• [What the task asks]: Lines from the one containing "What's the underlying" through the last line of the data are to be repeated word for word, both ends included.

+++

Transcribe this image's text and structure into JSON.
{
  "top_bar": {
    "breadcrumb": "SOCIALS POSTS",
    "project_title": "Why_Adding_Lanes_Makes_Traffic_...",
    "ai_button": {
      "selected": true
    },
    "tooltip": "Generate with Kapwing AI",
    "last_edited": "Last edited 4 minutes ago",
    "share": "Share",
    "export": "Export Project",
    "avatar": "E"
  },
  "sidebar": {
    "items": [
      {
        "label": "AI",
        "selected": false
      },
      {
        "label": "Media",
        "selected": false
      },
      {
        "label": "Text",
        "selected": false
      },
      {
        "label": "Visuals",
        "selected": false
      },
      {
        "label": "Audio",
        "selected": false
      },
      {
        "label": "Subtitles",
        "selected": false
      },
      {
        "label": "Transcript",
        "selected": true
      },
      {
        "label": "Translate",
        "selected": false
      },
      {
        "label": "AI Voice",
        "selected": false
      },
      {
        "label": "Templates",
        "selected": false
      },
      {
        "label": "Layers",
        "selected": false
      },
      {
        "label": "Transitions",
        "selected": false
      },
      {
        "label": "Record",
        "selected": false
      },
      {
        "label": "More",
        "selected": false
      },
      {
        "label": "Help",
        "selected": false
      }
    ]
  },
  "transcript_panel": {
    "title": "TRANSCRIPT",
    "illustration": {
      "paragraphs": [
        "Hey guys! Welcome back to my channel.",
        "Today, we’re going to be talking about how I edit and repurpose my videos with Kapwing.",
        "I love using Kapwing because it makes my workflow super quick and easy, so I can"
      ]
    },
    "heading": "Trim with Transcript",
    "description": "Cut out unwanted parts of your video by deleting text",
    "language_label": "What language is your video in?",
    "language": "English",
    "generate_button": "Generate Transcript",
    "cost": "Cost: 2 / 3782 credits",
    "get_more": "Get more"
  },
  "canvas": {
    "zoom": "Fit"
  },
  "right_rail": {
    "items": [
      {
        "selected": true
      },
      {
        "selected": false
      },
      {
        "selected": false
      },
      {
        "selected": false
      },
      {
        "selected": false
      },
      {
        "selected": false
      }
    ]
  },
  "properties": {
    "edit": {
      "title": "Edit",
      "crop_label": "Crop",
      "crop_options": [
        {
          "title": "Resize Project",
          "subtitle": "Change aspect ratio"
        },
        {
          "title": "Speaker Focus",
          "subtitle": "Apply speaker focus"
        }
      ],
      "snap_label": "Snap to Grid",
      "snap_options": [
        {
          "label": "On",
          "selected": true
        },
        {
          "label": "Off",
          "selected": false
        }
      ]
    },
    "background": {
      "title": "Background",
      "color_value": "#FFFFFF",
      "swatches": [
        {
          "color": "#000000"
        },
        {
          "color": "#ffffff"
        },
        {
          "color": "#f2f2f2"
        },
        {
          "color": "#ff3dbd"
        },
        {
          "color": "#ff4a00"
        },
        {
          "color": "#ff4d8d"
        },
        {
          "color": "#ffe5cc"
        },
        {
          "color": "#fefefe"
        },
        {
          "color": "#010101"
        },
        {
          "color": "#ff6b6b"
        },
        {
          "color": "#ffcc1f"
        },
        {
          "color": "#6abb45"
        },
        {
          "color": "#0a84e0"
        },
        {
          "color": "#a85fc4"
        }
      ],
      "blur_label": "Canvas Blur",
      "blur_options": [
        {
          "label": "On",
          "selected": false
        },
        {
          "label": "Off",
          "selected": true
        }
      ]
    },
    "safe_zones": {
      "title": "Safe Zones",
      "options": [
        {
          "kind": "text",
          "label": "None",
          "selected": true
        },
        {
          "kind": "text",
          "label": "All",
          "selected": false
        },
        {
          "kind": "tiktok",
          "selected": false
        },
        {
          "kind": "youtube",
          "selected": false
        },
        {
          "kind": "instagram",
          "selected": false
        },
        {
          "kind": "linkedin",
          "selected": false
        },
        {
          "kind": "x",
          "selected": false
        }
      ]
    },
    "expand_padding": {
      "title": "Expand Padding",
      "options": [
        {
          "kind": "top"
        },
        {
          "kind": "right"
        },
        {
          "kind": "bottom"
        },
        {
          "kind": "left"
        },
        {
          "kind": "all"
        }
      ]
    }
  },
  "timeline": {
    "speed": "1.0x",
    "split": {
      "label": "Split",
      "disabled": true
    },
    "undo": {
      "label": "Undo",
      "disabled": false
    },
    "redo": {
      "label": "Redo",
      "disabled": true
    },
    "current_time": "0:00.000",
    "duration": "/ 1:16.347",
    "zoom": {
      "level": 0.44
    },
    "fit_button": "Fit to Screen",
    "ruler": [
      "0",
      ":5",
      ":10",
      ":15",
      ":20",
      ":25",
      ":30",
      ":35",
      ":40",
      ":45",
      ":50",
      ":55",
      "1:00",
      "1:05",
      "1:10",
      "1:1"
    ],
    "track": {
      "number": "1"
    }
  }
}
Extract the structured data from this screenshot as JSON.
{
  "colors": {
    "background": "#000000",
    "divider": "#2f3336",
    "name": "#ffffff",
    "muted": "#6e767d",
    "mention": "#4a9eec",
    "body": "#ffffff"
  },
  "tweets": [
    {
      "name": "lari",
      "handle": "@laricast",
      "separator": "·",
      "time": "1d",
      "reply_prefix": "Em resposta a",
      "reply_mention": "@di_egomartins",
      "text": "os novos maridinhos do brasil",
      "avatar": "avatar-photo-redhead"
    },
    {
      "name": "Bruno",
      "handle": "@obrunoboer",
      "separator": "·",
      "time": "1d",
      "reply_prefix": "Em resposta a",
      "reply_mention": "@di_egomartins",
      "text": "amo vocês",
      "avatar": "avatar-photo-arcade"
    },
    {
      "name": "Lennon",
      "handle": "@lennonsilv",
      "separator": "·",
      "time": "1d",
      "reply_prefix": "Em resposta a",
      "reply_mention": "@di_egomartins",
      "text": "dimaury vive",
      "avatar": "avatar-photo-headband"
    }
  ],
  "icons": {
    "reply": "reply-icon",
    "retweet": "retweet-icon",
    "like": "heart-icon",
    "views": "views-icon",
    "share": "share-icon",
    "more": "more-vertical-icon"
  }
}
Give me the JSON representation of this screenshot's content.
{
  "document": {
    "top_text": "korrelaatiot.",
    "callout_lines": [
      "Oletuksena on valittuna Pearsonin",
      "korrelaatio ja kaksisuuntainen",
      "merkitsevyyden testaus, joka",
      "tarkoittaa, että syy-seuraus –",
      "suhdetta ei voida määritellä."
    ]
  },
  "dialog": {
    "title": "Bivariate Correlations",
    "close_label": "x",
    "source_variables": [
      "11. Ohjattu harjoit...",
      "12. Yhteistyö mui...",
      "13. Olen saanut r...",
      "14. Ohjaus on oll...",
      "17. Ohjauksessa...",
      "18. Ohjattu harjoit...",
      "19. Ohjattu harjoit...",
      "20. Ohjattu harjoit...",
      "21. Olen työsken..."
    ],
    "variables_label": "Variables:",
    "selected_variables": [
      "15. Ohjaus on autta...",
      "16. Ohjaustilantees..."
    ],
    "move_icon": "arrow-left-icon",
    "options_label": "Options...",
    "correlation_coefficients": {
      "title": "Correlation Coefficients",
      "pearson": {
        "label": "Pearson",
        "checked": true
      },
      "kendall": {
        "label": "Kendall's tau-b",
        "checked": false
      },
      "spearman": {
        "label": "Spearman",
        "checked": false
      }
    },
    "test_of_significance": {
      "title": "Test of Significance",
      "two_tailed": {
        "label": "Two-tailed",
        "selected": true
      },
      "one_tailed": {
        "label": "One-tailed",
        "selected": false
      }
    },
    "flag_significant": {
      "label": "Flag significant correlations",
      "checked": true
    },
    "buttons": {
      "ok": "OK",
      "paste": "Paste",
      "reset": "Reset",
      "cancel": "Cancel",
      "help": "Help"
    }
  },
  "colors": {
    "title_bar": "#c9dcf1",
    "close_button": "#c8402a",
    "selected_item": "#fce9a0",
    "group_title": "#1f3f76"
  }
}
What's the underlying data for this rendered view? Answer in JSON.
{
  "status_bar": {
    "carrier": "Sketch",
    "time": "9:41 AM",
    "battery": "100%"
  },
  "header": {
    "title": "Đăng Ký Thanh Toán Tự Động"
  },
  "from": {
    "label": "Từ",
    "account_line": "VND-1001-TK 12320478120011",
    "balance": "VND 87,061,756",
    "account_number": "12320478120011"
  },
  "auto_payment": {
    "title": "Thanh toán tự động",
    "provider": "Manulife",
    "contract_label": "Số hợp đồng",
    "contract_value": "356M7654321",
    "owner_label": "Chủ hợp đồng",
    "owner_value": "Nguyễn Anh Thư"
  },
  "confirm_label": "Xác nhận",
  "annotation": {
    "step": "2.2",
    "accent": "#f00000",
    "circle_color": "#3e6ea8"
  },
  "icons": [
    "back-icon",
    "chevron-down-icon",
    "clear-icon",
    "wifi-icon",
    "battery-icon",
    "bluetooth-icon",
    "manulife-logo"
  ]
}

+++

• [Solution to this exercise]:
What's the underlying data for this rendered view? Answer in JSON.
{
  "status_bar": {
    "carrier": "Sketch",
    "time": "9:41 AM",
    "battery": "100%"
  },
  "header": {
    "title": "Đăng Ký Thanh Toán Tự Động"
  },
  "from": {
    "label": "Từ",
    "account_line": "VND-1001-TK 12320478120011",
    "balance": "VND 87,061,756",
    "account_number": "12320478120011"
  },
  "auto_payment": {
    "title": "Thanh toán tự động",
    "provider": "Manulife",
    "contract_label": "Số hợp đồng",
    "contract_value": "356M7654321",
    "owner_label": "Chủ hợp đồng",
    "owner_value": "Nguyễn Anh Thư"
  },
  "confirm_label": "Xác nhận",
  "annotation": {
    "step": "2.2",
    "accent": "#f00000",
    "circle_color": "#3e6ea8"
  },
  "icons": [
    "back-icon",
    "chevron-down-icon",
    "clear-icon",
    "wifi-icon",
    "battery-icon",
    "bluetooth-icon",
    "manulife-logo"
  ]
}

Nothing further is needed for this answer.